**Directions for this task**
Set down each record below precisely, skipping the pictures.
** START **
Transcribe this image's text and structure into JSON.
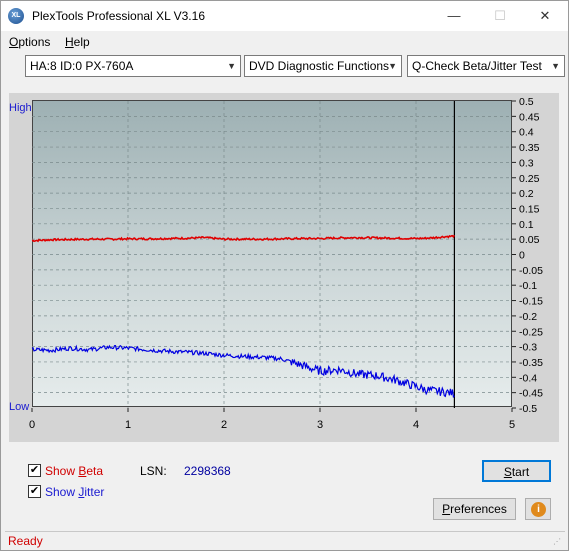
{
  "window": {
    "title": "PlexTools Professional XL V3.16",
    "icon_text": "XL",
    "controls": {
      "minimize": "—",
      "maximize": "☐",
      "close": "✕"
    }
  },
  "menu": {
    "options": {
      "accel": "O",
      "rest": "ptions"
    },
    "help": {
      "accel": "H",
      "rest": "elp"
    }
  },
  "toolbar": {
    "drive": "HA:8 ID:0  PX-760A",
    "function": "DVD Diagnostic Functions",
    "test": "Q-Check Beta/Jitter Test",
    "arrow": "▼"
  },
  "chart_data": {
    "type": "line",
    "label_high": "High",
    "label_low": "Low",
    "x_ticks": [
      "0",
      "1",
      "2",
      "3",
      "4",
      "5"
    ],
    "xlim": [
      0,
      5
    ],
    "y_ticks": [
      "0.5",
      "0.45",
      "0.4",
      "0.35",
      "0.3",
      "0.25",
      "0.2",
      "0.15",
      "0.1",
      "0.05",
      "0",
      "-0.05",
      "-0.1",
      "-0.15",
      "-0.2",
      "-0.25",
      "-0.3",
      "-0.35",
      "-0.4",
      "-0.45",
      "-0.5"
    ],
    "ylim": [
      -0.5,
      0.5
    ],
    "end_marker_x": 4.4,
    "grid": true,
    "series": [
      {
        "color": "#e00000",
        "x": [
          0,
          0.2,
          0.4,
          0.6,
          0.8,
          1.0,
          1.2,
          1.4,
          1.6,
          1.8,
          2.0,
          2.2,
          2.4,
          2.6,
          2.8,
          3.0,
          3.2,
          3.4,
          3.6,
          3.8,
          4.0,
          4.1,
          4.2,
          4.3,
          4.4
        ],
        "values": [
          0.045,
          0.048,
          0.049,
          0.05,
          0.05,
          0.051,
          0.051,
          0.052,
          0.053,
          0.055,
          0.05,
          0.05,
          0.05,
          0.051,
          0.052,
          0.052,
          0.054,
          0.055,
          0.054,
          0.053,
          0.052,
          0.053,
          0.055,
          0.058,
          0.06
        ]
      },
      {
        "color": "#0000e0",
        "x": [
          0,
          0.2,
          0.4,
          0.6,
          0.8,
          1.0,
          1.2,
          1.4,
          1.6,
          1.8,
          2.0,
          2.2,
          2.4,
          2.6,
          2.8,
          3.0,
          3.2,
          3.4,
          3.6,
          3.8,
          4.0,
          4.1,
          4.2,
          4.3,
          4.4
        ],
        "values": [
          -0.31,
          -0.312,
          -0.305,
          -0.31,
          -0.302,
          -0.305,
          -0.31,
          -0.315,
          -0.318,
          -0.322,
          -0.328,
          -0.332,
          -0.335,
          -0.34,
          -0.36,
          -0.38,
          -0.375,
          -0.39,
          -0.395,
          -0.41,
          -0.43,
          -0.44,
          -0.445,
          -0.448,
          -0.452
        ]
      }
    ]
  },
  "controls": {
    "show_beta": {
      "check": "✔",
      "pre": "Show ",
      "accel": "B",
      "post": "eta"
    },
    "show_jitter": {
      "check": "✔",
      "pre": "Show ",
      "accel": "J",
      "post": "itter"
    },
    "lsn_label": "LSN:",
    "lsn_value": "2298368",
    "start_label": {
      "accel": "S",
      "rest": "tart"
    },
    "prefs_label": {
      "accel": "P",
      "rest": "references"
    },
    "info_icon_text": "i"
  },
  "status": {
    "text": "Ready",
    "grip": "⋰"
  },
  "colors": {
    "beta": "#e00000",
    "jitter": "#0000e0",
    "axis_text_blue": "#1a1ad0",
    "accent": "#0078d7"
  }
}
** END **
**Finished exercise**
Transcribe this image's text and structure into JSON.
{
  "window": {
    "title": "PlexTools Professional XL V3.16",
    "icon_text": "XL",
    "controls": {
      "minimize": "—",
      "maximize": "☐",
      "close": "✕"
    }
  },
  "menu": {
    "options": {
      "accel": "O",
      "rest": "ptions"
    },
    "help": {
      "accel": "H",
      "rest": "elp"
    }
  },
  "toolbar": {
    "drive": "HA:8 ID:0  PX-760A",
    "function": "DVD Diagnostic Functions",
    "test": "Q-Check Beta/Jitter Test",
    "arrow": "▼"
  },
  "chart_data": {
    "type": "line",
    "label_high": "High",
    "label_low": "Low",
    "x_ticks": [
      "0",
      "1",
      "2",
      "3",
      "4",
      "5"
    ],
    "xlim": [
      0,
      5
    ],
    "y_ticks": [
      "0.5",
      "0.45",
      "0.4",
      "0.35",
      "0.3",
      "0.25",
      "0.2",
      "0.15",
      "0.1",
      "0.05",
      "0",
      "-0.05",
      "-0.1",
      "-0.15",
      "-0.2",
      "-0.25",
      "-0.3",
      "-0.35",
      "-0.4",
      "-0.45",
      "-0.5"
    ],
    "ylim": [
      -0.5,
      0.5
    ],
    "end_marker_x": 4.4,
    "grid": true,
    "series": [
      {
        "color": "#e00000",
        "x": [
          0,
          0.2,
          0.4,
          0.6,
          0.8,
          1.0,
          1.2,
          1.4,
          1.6,
          1.8,
          2.0,
          2.2,
          2.4,
          2.6,
          2.8,
          3.0,
          3.2,
          3.4,
          3.6,
          3.8,
          4.0,
          4.1,
          4.2,
          4.3,
          4.4
        ],
        "values": [
          0.045,
          0.048,
          0.049,
          0.05,
          0.05,
          0.051,
          0.051,
          0.052,
          0.053,
          0.055,
          0.05,
          0.05,
          0.05,
          0.051,
          0.052,
          0.052,
          0.054,
          0.055,
          0.054,
          0.053,
          0.052,
          0.053,
          0.055,
          0.058,
          0.06
        ]
      },
      {
        "color": "#0000e0",
        "x": [
          0,
          0.2,
          0.4,
          0.6,
          0.8,
          1.0,
          1.2,
          1.4,
          1.6,
          1.8,
          2.0,
          2.2,
          2.4,
          2.6,
          2.8,
          3.0,
          3.2,
          3.4,
          3.6,
          3.8,
          4.0,
          4.1,
          4.2,
          4.3,
          4.4
        ],
        "values": [
          -0.31,
          -0.312,
          -0.305,
          -0.31,
          -0.302,
          -0.305,
          -0.31,
          -0.315,
          -0.318,
          -0.322,
          -0.328,
          -0.332,
          -0.335,
          -0.34,
          -0.36,
          -0.38,
          -0.375,
          -0.39,
          -0.395,
          -0.41,
          -0.43,
          -0.44,
          -0.445,
          -0.448,
          -0.452
        ]
      }
    ]
  },
  "controls": {
    "show_beta": {
      "check": "✔",
      "pre": "Show ",
      "accel": "B",
      "post": "eta"
    },
    "show_jitter": {
      "check": "✔",
      "pre": "Show ",
      "accel": "J",
      "post": "itter"
    },
    "lsn_label": "LSN:",
    "lsn_value": "2298368",
    "start_label": {
      "accel": "S",
      "rest": "tart"
    },
    "prefs_label": {
      "accel": "P",
      "rest": "references"
    },
    "info_icon_text": "i"
  },
  "status": {
    "text": "Ready",
    "grip": "⋰"
  },
  "colors": {
    "beta": "#e00000",
    "jitter": "#0000e0",
    "axis_text_blue": "#1a1ad0",
    "accent": "#0078d7"
  }
}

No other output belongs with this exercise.